#### Input rows
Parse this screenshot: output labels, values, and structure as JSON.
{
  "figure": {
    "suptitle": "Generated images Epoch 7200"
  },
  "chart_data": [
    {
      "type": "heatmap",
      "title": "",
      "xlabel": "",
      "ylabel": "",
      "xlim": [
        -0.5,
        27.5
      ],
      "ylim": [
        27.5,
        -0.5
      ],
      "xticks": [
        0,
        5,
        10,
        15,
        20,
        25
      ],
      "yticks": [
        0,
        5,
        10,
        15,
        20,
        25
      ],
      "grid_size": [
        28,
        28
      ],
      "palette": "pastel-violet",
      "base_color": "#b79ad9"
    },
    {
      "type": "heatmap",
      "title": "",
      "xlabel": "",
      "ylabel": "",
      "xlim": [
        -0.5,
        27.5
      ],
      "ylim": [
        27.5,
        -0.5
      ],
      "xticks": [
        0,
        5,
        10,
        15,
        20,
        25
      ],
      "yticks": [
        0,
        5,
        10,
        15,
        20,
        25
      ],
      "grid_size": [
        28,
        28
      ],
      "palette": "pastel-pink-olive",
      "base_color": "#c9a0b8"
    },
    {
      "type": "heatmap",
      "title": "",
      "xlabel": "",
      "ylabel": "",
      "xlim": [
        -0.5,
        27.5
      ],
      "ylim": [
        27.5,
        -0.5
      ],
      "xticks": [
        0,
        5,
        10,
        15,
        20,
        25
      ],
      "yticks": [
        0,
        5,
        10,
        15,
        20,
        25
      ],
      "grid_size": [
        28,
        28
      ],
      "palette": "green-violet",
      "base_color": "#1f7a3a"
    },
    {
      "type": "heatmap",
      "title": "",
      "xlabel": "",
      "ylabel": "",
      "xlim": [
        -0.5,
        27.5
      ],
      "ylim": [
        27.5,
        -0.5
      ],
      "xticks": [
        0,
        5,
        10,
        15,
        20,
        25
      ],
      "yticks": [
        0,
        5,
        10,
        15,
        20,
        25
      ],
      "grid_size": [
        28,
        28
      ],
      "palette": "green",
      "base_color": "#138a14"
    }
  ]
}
########
> Task instructions
Your task is to extract all of the records exactly.

> Problem solution
Parse this screenshot: output labels, values, and structure as JSON.
{
  "figure": {
    "suptitle": "Generated images Epoch 7200"
  },
  "chart_data": [
    {
      "type": "heatmap",
      "title": "",
      "xlabel": "",
      "ylabel": "",
      "xlim": [
        -0.5,
        27.5
      ],
      "ylim": [
        27.5,
        -0.5
      ],
      "xticks": [
        0,
        5,
        10,
        15,
        20,
        25
      ],
      "yticks": [
        0,
        5,
        10,
        15,
        20,
        25
      ],
      "grid_size": [
        28,
        28
      ],
      "palette": "pastel-violet",
      "base_color": "#b79ad9"
    },
    {
      "type": "heatmap",
      "title": "",
      "xlabel": "",
      "ylabel": "",
      "xlim": [
        -0.5,
        27.5
      ],
      "ylim": [
        27.5,
        -0.5
      ],
      "xticks": [
        0,
        5,
        10,
        15,
        20,
        25
      ],
      "yticks": [
        0,
        5,
        10,
        15,
        20,
        25
      ],
      "grid_size": [
        28,
        28
      ],
      "palette": "pastel-pink-olive",
      "base_color": "#c9a0b8"
    },
    {
      "type": "heatmap",
      "title": "",
      "xlabel": "",
      "ylabel": "",
      "xlim": [
        -0.5,
        27.5
      ],
      "ylim": [
        27.5,
        -0.5
      ],
      "xticks": [
        0,
        5,
        10,
        15,
        20,
        25
      ],
      "yticks": [
        0,
        5,
        10,
        15,
        20,
        25
      ],
      "grid_size": [
        28,
        28
      ],
      "palette": "green-violet",
      "base_color": "#1f7a3a"
    },
    {
      "type": "heatmap",
      "title": "",
      "xlabel": "",
      "ylabel": "",
      "xlim": [
        -0.5,
        27.5
      ],
      "ylim": [
        27.5,
        -0.5
      ],
      "xticks": [
        0,
        5,
        10,
        15,
        20,
        25
      ],
      "yticks": [
        0,
        5,
        10,
        15,
        20,
        25
      ],
      "grid_size": [
        28,
        28
      ],
      "palette": "green",
      "base_color": "#138a14"
    }
  ]
}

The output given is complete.